--- begin Given records ---

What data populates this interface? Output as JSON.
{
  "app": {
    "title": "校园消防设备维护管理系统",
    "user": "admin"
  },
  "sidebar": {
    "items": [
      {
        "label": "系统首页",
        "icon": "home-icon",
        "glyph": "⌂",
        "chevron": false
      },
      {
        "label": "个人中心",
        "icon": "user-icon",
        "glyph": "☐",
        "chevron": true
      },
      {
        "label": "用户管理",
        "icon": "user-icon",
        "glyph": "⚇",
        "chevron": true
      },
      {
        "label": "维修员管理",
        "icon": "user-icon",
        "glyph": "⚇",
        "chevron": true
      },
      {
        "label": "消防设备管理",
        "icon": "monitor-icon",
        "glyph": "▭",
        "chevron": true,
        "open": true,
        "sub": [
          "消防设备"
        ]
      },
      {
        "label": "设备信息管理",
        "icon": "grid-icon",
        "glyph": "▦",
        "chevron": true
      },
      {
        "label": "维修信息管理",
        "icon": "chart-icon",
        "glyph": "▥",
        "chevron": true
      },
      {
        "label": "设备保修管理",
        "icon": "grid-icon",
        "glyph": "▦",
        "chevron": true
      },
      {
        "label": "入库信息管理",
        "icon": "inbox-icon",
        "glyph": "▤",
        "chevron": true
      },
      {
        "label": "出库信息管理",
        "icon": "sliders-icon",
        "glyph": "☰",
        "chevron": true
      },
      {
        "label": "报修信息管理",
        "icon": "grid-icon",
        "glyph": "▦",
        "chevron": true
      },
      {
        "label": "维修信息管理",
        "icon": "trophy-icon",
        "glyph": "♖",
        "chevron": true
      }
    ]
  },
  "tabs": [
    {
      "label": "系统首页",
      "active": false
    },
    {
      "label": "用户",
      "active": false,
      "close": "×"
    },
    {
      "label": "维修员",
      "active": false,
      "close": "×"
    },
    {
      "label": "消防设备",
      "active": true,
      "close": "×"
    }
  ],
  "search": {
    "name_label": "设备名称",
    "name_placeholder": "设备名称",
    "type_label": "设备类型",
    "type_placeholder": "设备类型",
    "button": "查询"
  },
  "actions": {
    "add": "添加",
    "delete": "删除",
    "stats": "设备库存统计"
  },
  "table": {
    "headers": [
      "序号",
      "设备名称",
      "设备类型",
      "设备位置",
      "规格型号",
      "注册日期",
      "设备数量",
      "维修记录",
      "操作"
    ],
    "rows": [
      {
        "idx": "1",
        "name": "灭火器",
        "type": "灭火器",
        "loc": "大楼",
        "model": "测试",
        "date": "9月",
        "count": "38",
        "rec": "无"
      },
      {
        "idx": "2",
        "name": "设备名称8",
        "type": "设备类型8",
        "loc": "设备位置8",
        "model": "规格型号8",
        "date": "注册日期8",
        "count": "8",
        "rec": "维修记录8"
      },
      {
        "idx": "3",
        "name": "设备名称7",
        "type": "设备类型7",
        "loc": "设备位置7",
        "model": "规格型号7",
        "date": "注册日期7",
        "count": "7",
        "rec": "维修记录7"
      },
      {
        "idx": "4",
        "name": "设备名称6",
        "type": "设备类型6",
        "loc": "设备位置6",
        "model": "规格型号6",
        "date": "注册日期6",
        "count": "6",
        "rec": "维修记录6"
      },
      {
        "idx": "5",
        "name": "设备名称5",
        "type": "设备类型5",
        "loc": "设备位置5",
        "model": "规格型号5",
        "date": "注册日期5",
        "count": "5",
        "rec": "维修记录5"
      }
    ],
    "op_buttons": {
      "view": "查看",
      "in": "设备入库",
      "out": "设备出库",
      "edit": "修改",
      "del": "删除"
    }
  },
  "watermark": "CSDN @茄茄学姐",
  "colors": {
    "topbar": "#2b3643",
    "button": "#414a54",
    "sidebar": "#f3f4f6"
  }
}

--- end Given records ---

Your instructions: Look through the listing above. Pick out each line with "false" and copy it.

Result of this exercise:
        "chevron": false
      "active": false
      "active": false,
      "active": false,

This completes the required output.